## DIRECTION
Copy the data below exactly.

## EXTRACTED ENTRIES
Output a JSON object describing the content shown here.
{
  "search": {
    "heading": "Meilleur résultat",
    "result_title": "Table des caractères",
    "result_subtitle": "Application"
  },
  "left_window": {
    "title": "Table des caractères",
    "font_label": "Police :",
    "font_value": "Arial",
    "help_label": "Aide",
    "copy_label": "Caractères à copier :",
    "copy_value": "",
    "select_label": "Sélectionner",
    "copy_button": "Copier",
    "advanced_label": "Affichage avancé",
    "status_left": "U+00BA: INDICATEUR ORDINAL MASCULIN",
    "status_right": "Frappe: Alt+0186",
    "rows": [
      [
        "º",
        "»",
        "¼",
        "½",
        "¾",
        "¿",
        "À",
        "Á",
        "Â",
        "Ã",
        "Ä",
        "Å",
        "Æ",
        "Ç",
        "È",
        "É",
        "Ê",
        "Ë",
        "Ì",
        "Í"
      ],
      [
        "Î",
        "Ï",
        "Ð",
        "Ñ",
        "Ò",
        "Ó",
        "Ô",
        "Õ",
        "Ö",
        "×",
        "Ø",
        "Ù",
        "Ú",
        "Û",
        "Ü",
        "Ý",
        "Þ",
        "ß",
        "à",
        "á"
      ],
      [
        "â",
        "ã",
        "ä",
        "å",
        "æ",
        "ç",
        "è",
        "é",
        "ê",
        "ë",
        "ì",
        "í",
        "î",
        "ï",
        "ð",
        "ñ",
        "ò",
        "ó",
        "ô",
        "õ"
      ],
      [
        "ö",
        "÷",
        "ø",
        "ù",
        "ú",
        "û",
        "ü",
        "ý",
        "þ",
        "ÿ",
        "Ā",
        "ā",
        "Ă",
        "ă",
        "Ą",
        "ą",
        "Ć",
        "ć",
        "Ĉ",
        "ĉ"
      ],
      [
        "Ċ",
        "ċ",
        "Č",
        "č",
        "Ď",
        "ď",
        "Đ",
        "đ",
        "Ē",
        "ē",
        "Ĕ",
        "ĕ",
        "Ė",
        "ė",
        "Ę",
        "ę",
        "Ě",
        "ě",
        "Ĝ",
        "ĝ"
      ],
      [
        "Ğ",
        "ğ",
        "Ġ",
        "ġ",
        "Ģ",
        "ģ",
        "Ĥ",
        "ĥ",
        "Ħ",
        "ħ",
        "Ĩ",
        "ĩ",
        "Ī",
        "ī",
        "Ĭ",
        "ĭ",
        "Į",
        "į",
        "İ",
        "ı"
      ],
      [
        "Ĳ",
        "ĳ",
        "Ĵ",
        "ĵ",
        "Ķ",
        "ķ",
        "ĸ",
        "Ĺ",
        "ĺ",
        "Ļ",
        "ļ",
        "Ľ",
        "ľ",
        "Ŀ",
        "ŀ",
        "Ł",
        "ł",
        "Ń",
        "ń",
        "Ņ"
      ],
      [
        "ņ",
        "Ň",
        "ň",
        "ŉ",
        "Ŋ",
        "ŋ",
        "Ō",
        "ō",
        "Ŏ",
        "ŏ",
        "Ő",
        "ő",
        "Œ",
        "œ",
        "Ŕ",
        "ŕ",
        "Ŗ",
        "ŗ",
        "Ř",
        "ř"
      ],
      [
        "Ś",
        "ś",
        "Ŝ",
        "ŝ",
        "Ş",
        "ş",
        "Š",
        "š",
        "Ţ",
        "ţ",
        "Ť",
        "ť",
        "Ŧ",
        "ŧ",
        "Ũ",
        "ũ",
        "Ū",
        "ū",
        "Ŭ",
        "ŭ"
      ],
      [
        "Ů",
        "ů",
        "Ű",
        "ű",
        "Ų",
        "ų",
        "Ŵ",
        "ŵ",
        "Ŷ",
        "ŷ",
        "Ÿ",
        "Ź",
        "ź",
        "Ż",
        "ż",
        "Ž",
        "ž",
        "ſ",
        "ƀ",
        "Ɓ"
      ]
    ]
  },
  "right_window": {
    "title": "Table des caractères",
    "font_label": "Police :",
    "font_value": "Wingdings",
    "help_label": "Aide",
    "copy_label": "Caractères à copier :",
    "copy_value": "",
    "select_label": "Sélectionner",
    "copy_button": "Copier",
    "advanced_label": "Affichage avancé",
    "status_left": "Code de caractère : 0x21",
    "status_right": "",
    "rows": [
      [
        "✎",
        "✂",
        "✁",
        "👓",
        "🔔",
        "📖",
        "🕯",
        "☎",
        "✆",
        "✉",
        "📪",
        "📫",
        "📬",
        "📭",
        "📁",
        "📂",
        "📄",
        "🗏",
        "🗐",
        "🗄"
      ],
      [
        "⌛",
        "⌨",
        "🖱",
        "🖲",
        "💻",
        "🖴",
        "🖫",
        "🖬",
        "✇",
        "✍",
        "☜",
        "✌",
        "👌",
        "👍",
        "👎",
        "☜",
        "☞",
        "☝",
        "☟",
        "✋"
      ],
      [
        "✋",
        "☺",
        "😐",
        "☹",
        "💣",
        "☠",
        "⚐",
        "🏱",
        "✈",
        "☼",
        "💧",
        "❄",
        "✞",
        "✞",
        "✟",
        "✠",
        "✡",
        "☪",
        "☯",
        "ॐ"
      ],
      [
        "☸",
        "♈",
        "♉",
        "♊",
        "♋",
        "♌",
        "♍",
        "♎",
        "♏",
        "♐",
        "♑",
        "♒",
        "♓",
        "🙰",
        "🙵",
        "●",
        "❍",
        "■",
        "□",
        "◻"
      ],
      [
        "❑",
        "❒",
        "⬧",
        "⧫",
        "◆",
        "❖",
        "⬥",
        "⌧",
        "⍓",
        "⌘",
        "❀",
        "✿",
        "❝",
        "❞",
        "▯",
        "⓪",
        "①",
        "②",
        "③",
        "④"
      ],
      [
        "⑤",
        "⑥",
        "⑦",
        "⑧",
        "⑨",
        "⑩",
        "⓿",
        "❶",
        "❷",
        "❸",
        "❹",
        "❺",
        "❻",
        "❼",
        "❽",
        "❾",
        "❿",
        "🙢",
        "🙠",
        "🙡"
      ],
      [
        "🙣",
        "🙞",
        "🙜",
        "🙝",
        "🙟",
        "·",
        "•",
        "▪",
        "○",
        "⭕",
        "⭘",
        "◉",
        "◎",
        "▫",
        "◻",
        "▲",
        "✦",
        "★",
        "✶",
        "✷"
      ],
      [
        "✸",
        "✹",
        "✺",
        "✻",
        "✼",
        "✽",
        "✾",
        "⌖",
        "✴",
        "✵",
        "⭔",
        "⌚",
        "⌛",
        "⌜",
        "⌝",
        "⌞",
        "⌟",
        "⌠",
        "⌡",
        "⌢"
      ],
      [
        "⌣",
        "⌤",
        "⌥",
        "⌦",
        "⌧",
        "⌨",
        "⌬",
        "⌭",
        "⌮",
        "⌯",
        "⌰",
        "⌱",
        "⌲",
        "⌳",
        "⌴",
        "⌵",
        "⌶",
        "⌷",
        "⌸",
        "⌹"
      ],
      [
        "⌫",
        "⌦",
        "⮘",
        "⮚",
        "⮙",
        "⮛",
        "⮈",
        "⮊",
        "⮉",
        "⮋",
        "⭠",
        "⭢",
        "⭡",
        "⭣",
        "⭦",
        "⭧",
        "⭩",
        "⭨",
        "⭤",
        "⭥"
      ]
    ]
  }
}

## TASK ANSWER
Output a JSON object describing the content shown here.
{
  "search": {
    "heading": "Meilleur résultat",
    "result_title": "Table des caractères",
    "result_subtitle": "Application"
  },
  "left_window": {
    "title": "Table des caractères",
    "font_label": "Police :",
    "font_value": "Arial",
    "help_label": "Aide",
    "copy_label": "Caractères à copier :",
    "copy_value": "",
    "select_label": "Sélectionner",
    "copy_button": "Copier",
    "advanced_label": "Affichage avancé",
    "status_left": "U+00BA: INDICATEUR ORDINAL MASCULIN",
    "status_right": "Frappe: Alt+0186",
    "rows": [
      [
        "º",
        "»",
        "¼",
        "½",
        "¾",
        "¿",
        "À",
        "Á",
        "Â",
        "Ã",
        "Ä",
        "Å",
        "Æ",
        "Ç",
        "È",
        "É",
        "Ê",
        "Ë",
        "Ì",
        "Í"
      ],
      [
        "Î",
        "Ï",
        "Ð",
        "Ñ",
        "Ò",
        "Ó",
        "Ô",
        "Õ",
        "Ö",
        "×",
        "Ø",
        "Ù",
        "Ú",
        "Û",
        "Ü",
        "Ý",
        "Þ",
        "ß",
        "à",
        "á"
      ],
      [
        "â",
        "ã",
        "ä",
        "å",
        "æ",
        "ç",
        "è",
        "é",
        "ê",
        "ë",
        "ì",
        "í",
        "î",
        "ï",
        "ð",
        "ñ",
        "ò",
        "ó",
        "ô",
        "õ"
      ],
      [
        "ö",
        "÷",
        "ø",
        "ù",
        "ú",
        "û",
        "ü",
        "ý",
        "þ",
        "ÿ",
        "Ā",
        "ā",
        "Ă",
        "ă",
        "Ą",
        "ą",
        "Ć",
        "ć",
        "Ĉ",
        "ĉ"
      ],
      [
        "Ċ",
        "ċ",
        "Č",
        "č",
        "Ď",
        "ď",
        "Đ",
        "đ",
        "Ē",
        "ē",
        "Ĕ",
        "ĕ",
        "Ė",
        "ė",
        "Ę",
        "ę",
        "Ě",
        "ě",
        "Ĝ",
        "ĝ"
      ],
      [
        "Ğ",
        "ğ",
        "Ġ",
        "ġ",
        "Ģ",
        "ģ",
        "Ĥ",
        "ĥ",
        "Ħ",
        "ħ",
        "Ĩ",
        "ĩ",
        "Ī",
        "ī",
        "Ĭ",
        "ĭ",
        "Į",
        "į",
        "İ",
        "ı"
      ],
      [
        "Ĳ",
        "ĳ",
        "Ĵ",
        "ĵ",
        "Ķ",
        "ķ",
        "ĸ",
        "Ĺ",
        "ĺ",
        "Ļ",
        "ļ",
        "Ľ",
        "ľ",
        "Ŀ",
        "ŀ",
        "Ł",
        "ł",
        "Ń",
        "ń",
        "Ņ"
      ],
      [
        "ņ",
        "Ň",
        "ň",
        "ŉ",
        "Ŋ",
        "ŋ",
        "Ō",
        "ō",
        "Ŏ",
        "ŏ",
        "Ő",
        "ő",
        "Œ",
        "œ",
        "Ŕ",
        "ŕ",
        "Ŗ",
        "ŗ",
        "Ř",
        "ř"
      ],
      [
        "Ś",
        "ś",
        "Ŝ",
        "ŝ",
        "Ş",
        "ş",
        "Š",
        "š",
        "Ţ",
        "ţ",
        "Ť",
        "ť",
        "Ŧ",
        "ŧ",
        "Ũ",
        "ũ",
        "Ū",
        "ū",
        "Ŭ",
        "ŭ"
      ],
      [
        "Ů",
        "ů",
        "Ű",
        "ű",
        "Ų",
        "ų",
        "Ŵ",
        "ŵ",
        "Ŷ",
        "ŷ",
        "Ÿ",
        "Ź",
        "ź",
        "Ż",
        "ż",
        "Ž",
        "ž",
        "ſ",
        "ƀ",
        "Ɓ"
      ]
    ]
  },
  "right_window": {
    "title": "Table des caractères",
    "font_label": "Police :",
    "font_value": "Wingdings",
    "help_label": "Aide",
    "copy_label": "Caractères à copier :",
    "copy_value": "",
    "select_label": "Sélectionner",
    "copy_button": "Copier",
    "advanced_label": "Affichage avancé",
    "status_left": "Code de caractère : 0x21",
    "status_right": "",
    "rows": [
      [
        "✎",
        "✂",
        "✁",
        "👓",
        "🔔",
        "📖",
        "🕯",
        "☎",
        "✆",
        "✉",
        "📪",
        "📫",
        "📬",
        "📭",
        "📁",
        "📂",
        "📄",
        "🗏",
        "🗐",
        "🗄"
      ],
      [
        "⌛",
        "⌨",
        "🖱",
        "🖲",
        "💻",
        "🖴",
        "🖫",
        "🖬",
        "✇",
        "✍",
        "☜",
        "✌",
        "👌",
        "👍",
        "👎",
        "☜",
        "☞",
        "☝",
        "☟",
        "✋"
      ],
      [
        "✋",
        "☺",
        "😐",
        "☹",
        "💣",
        "☠",
        "⚐",
        "🏱",
        "✈",
        "☼",
        "💧",
        "❄",
        "✞",
        "✞",
        "✟",
        "✠",
        "✡",
        "☪",
        "☯",
        "ॐ"
      ],
      [
        "☸",
        "♈",
        "♉",
        "♊",
        "♋",
        "♌",
        "♍",
        "♎",
        "♏",
        "♐",
        "♑",
        "♒",
        "♓",
        "🙰",
        "🙵",
        "●",
        "❍",
        "■",
        "□",
        "◻"
      ],
      [
        "❑",
        "❒",
        "⬧",
        "⧫",
        "◆",
        "❖",
        "⬥",
        "⌧",
        "⍓",
        "⌘",
        "❀",
        "✿",
        "❝",
        "❞",
        "▯",
        "⓪",
        "①",
        "②",
        "③",
        "④"
      ],
      [
        "⑤",
        "⑥",
        "⑦",
        "⑧",
        "⑨",
        "⑩",
        "⓿",
        "❶",
        "❷",
        "❸",
        "❹",
        "❺",
        "❻",
        "❼",
        "❽",
        "❾",
        "❿",
        "🙢",
        "🙠",
        "🙡"
      ],
      [
        "🙣",
        "🙞",
        "🙜",
        "🙝",
        "🙟",
        "·",
        "•",
        "▪",
        "○",
        "⭕",
        "⭘",
        "◉",
        "◎",
        "▫",
        "◻",
        "▲",
        "✦",
        "★",
        "✶",
        "✷"
      ],
      [
        "✸",
        "✹",
        "✺",
        "✻",
        "✼",
        "✽",
        "✾",
        "⌖",
        "✴",
        "✵",
        "⭔",
        "⌚",
        "⌛",
        "⌜",
        "⌝",
        "⌞",
        "⌟",
        "⌠",
        "⌡",
        "⌢"
      ],
      [
        "⌣",
        "⌤",
        "⌥",
        "⌦",
        "⌧",
        "⌨",
        "⌬",
        "⌭",
        "⌮",
        "⌯",
        "⌰",
        "⌱",
        "⌲",
        "⌳",
        "⌴",
        "⌵",
        "⌶",
        "⌷",
        "⌸",
        "⌹"
      ],
      [
        "⌫",
        "⌦",
        "⮘",
        "⮚",
        "⮙",
        "⮛",
        "⮈",
        "⮊",
        "⮉",
        "⮋",
        "⭠",
        "⭢",
        "⭡",
        "⭣",
        "⭦",
        "⭧",
        "⭩",
        "⭨",
        "⭤",
        "⭥"
      ]
    ]
  }
}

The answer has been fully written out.